▶ PROBLEM STATEMENT
Nothing in the data should change when you return it, but leave the pictures out.

(Stored entries)
— START —
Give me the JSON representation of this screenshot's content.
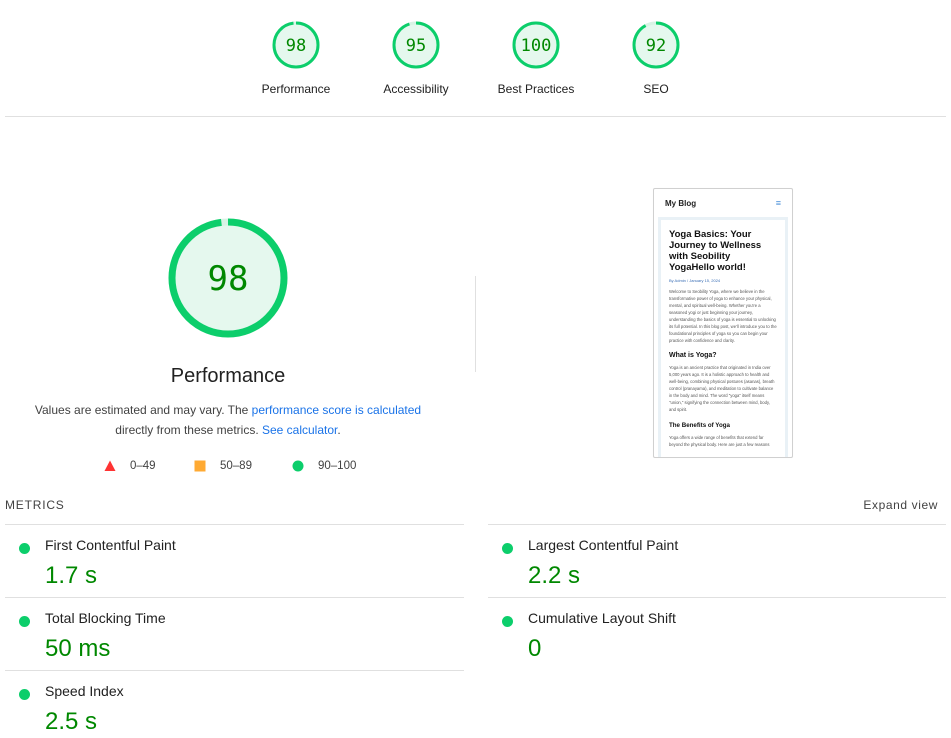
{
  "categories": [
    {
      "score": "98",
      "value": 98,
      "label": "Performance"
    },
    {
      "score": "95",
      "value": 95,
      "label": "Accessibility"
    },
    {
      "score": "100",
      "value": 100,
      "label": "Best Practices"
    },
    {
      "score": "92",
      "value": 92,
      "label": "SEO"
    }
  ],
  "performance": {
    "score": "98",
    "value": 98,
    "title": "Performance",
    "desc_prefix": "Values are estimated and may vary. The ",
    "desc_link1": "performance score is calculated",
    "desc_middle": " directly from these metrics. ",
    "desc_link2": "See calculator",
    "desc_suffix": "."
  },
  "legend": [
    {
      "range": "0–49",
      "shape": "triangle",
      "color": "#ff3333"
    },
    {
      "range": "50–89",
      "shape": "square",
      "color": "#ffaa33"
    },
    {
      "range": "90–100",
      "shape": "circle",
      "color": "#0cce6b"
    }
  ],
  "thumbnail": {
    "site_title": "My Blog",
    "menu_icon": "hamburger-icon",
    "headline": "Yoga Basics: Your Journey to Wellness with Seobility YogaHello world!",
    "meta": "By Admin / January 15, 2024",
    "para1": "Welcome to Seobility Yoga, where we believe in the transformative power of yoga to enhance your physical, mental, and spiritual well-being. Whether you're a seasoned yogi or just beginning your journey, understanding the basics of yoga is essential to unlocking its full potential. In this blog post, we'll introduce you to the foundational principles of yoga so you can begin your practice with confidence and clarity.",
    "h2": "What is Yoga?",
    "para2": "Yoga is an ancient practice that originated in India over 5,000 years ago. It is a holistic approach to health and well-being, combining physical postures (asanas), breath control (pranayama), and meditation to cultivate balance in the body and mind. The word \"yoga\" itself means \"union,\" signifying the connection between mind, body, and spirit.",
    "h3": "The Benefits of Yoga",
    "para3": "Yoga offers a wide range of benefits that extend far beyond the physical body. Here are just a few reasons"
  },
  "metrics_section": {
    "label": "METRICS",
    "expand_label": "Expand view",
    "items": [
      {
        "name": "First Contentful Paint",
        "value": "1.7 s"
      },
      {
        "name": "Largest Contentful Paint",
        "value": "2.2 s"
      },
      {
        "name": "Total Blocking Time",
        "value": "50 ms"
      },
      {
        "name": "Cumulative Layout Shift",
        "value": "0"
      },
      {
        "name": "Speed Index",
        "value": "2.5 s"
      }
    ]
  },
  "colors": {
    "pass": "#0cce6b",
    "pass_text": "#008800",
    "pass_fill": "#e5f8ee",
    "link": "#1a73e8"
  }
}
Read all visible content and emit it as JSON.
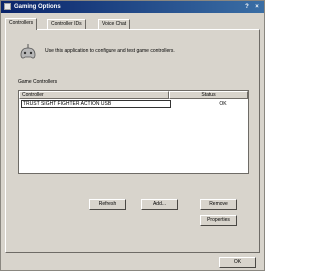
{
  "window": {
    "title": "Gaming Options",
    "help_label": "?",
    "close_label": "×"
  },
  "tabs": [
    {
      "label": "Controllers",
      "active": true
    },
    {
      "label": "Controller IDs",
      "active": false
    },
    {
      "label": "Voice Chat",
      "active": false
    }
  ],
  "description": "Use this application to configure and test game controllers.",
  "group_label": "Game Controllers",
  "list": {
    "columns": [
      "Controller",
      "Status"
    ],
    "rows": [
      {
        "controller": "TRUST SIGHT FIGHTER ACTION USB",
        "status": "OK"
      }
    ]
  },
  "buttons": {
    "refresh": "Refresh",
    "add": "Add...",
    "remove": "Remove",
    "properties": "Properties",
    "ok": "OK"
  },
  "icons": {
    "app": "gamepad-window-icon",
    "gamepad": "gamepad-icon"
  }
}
— END —
▶ FULL RESPONSE
Give me the JSON representation of this screenshot's content.
{
  "categories": [
    {
      "score": "98",
      "value": 98,
      "label": "Performance"
    },
    {
      "score": "95",
      "value": 95,
      "label": "Accessibility"
    },
    {
      "score": "100",
      "value": 100,
      "label": "Best Practices"
    },
    {
      "score": "92",
      "value": 92,
      "label": "SEO"
    }
  ],
  "performance": {
    "score": "98",
    "value": 98,
    "title": "Performance",
    "desc_prefix": "Values are estimated and may vary. The ",
    "desc_link1": "performance score is calculated",
    "desc_middle": " directly from these metrics. ",
    "desc_link2": "See calculator",
    "desc_suffix": "."
  },
  "legend": [
    {
      "range": "0–49",
      "shape": "triangle",
      "color": "#ff3333"
    },
    {
      "range": "50–89",
      "shape": "square",
      "color": "#ffaa33"
    },
    {
      "range": "90–100",
      "shape": "circle",
      "color": "#0cce6b"
    }
  ],
  "thumbnail": {
    "site_title": "My Blog",
    "menu_icon": "hamburger-icon",
    "headline": "Yoga Basics: Your Journey to Wellness with Seobility YogaHello world!",
    "meta": "By Admin / January 15, 2024",
    "para1": "Welcome to Seobility Yoga, where we believe in the transformative power of yoga to enhance your physical, mental, and spiritual well-being. Whether you're a seasoned yogi or just beginning your journey, understanding the basics of yoga is essential to unlocking its full potential. In this blog post, we'll introduce you to the foundational principles of yoga so you can begin your practice with confidence and clarity.",
    "h2": "What is Yoga?",
    "para2": "Yoga is an ancient practice that originated in India over 5,000 years ago. It is a holistic approach to health and well-being, combining physical postures (asanas), breath control (pranayama), and meditation to cultivate balance in the body and mind. The word \"yoga\" itself means \"union,\" signifying the connection between mind, body, and spirit.",
    "h3": "The Benefits of Yoga",
    "para3": "Yoga offers a wide range of benefits that extend far beyond the physical body. Here are just a few reasons"
  },
  "metrics_section": {
    "label": "METRICS",
    "expand_label": "Expand view",
    "items": [
      {
        "name": "First Contentful Paint",
        "value": "1.7 s"
      },
      {
        "name": "Largest Contentful Paint",
        "value": "2.2 s"
      },
      {
        "name": "Total Blocking Time",
        "value": "50 ms"
      },
      {
        "name": "Cumulative Layout Shift",
        "value": "0"
      },
      {
        "name": "Speed Index",
        "value": "2.5 s"
      }
    ]
  },
  "colors": {
    "pass": "#0cce6b",
    "pass_text": "#008800",
    "pass_fill": "#e5f8ee",
    "link": "#1a73e8"
  }
}
Read all visible content and emit it as JSON.
{
  "window": {
    "title": "Gaming Options",
    "help_label": "?",
    "close_label": "×"
  },
  "tabs": [
    {
      "label": "Controllers",
      "active": true
    },
    {
      "label": "Controller IDs",
      "active": false
    },
    {
      "label": "Voice Chat",
      "active": false
    }
  ],
  "description": "Use this application to configure and test game controllers.",
  "group_label": "Game Controllers",
  "list": {
    "columns": [
      "Controller",
      "Status"
    ],
    "rows": [
      {
        "controller": "TRUST SIGHT FIGHTER ACTION USB",
        "status": "OK"
      }
    ]
  },
  "buttons": {
    "refresh": "Refresh",
    "add": "Add...",
    "remove": "Remove",
    "properties": "Properties",
    "ok": "OK"
  },
  "icons": {
    "app": "gamepad-window-icon",
    "gamepad": "gamepad-icon"
  }
}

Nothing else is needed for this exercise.